DATA LINES.
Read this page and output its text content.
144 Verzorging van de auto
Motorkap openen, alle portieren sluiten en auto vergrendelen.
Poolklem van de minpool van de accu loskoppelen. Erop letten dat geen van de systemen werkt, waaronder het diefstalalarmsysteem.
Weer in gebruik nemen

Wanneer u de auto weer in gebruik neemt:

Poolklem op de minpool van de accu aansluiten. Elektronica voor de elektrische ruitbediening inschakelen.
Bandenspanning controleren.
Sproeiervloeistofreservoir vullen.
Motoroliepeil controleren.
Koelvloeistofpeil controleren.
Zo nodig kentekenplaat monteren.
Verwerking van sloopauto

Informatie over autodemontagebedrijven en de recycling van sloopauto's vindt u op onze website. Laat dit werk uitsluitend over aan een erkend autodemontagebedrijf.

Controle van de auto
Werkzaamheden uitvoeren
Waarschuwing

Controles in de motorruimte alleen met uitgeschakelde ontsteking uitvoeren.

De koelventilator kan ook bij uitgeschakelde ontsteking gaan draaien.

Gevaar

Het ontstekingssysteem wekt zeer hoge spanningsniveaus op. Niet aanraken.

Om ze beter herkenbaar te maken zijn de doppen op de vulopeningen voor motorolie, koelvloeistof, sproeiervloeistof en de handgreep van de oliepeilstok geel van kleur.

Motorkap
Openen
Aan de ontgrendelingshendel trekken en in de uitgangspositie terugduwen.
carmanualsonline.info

TASK STATEMENT.
The records above must be output exactly, in full.

REPLY.
Read this page and output its text content.
144 Verzorging van de auto
Motorkap openen, alle portieren sluiten en auto vergrendelen.
Poolklem van de minpool van de accu loskoppelen. Erop letten dat geen van de systemen werkt, waaronder het diefstalalarmsysteem.
Weer in gebruik nemen

Wanneer u de auto weer in gebruik neemt:

Poolklem op de minpool van de accu aansluiten. Elektronica voor de elektrische ruitbediening inschakelen.
Bandenspanning controleren.
Sproeiervloeistofreservoir vullen.
Motoroliepeil controleren.
Koelvloeistofpeil controleren.
Zo nodig kentekenplaat monteren.
Verwerking van sloopauto

Informatie over autodemontagebedrijven en de recycling van sloopauto's vindt u op onze website. Laat dit werk uitsluitend over aan een erkend autodemontagebedrijf.

Controle van de auto
Werkzaamheden uitvoeren
Waarschuwing

Controles in de motorruimte alleen met uitgeschakelde ontsteking uitvoeren.

De koelventilator kan ook bij uitgeschakelde ontsteking gaan draaien.

Gevaar

Het ontstekingssysteem wekt zeer hoge spanningsniveaus op. Niet aanraken.

Om ze beter herkenbaar te maken zijn de doppen op de vulopeningen voor motorolie, koelvloeistof, sproeiervloeistof en de handgreep van de oliepeilstok geel van kleur.

Motorkap
Openen
Aan de ontgrendelingshendel trekken en in de uitgangspositie terugduwen.
carmanualsonline.info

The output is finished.